*INSTRUCTION*. Pull out every line with the word "Fotos" from the entries below.

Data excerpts
━━━

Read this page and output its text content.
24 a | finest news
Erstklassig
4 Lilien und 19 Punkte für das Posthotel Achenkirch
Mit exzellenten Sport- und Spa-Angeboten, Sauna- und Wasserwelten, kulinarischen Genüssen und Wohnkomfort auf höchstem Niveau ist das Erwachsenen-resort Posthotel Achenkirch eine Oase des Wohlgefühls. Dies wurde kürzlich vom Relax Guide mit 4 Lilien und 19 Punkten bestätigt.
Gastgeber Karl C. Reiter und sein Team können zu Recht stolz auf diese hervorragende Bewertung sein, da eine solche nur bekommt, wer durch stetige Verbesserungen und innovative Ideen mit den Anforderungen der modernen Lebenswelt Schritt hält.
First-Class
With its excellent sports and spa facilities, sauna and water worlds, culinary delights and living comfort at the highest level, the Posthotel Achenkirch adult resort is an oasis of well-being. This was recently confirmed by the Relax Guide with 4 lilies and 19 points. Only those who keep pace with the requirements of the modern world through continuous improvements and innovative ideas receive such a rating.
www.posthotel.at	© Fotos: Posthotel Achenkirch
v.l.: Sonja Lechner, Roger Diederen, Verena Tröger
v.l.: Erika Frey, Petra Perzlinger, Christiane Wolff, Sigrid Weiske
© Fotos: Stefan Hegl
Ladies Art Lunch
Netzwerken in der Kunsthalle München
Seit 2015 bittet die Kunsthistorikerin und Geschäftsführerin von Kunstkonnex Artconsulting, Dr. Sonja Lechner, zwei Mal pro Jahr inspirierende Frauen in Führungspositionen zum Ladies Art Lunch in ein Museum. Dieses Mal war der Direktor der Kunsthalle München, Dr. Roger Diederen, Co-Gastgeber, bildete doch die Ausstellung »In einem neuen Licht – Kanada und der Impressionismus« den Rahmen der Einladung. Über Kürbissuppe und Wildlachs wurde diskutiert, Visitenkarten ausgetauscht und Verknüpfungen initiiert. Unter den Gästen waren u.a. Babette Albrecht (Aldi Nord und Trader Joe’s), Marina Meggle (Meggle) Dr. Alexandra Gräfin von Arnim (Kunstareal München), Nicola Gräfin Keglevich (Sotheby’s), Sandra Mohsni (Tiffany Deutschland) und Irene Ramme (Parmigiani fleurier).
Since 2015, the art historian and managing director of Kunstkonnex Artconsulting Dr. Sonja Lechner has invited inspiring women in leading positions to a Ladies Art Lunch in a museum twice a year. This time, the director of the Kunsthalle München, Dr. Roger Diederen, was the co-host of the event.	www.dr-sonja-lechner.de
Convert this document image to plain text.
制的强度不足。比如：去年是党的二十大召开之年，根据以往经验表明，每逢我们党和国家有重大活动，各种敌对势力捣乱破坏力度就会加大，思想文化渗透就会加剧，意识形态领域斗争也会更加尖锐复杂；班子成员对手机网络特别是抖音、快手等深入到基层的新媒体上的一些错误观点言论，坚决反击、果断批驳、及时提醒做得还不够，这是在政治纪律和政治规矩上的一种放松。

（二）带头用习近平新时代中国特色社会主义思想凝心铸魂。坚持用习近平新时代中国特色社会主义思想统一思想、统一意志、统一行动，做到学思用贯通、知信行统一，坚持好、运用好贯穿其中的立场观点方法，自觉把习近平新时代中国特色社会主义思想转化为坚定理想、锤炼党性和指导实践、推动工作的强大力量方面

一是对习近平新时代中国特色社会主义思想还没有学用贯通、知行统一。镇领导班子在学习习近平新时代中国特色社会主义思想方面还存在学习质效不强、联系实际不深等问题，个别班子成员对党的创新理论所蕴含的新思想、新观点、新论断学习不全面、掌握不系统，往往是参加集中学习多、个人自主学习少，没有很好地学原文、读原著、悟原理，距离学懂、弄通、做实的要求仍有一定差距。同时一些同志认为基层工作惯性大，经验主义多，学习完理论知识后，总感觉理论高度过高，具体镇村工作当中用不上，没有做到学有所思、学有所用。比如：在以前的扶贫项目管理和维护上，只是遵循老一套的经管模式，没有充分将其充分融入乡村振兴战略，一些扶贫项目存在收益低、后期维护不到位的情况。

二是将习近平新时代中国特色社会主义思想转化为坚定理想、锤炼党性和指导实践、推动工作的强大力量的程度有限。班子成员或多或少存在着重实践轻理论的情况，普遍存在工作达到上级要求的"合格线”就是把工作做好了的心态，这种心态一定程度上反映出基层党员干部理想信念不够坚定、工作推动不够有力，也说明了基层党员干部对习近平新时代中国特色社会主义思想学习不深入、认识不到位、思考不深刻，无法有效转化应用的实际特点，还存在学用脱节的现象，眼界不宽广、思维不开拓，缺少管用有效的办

━━━

*EXERCISE OUTPUT*.
www.posthotel.at	© Fotos: Posthotel Achenkirch
© Fotos: Stefan Hegl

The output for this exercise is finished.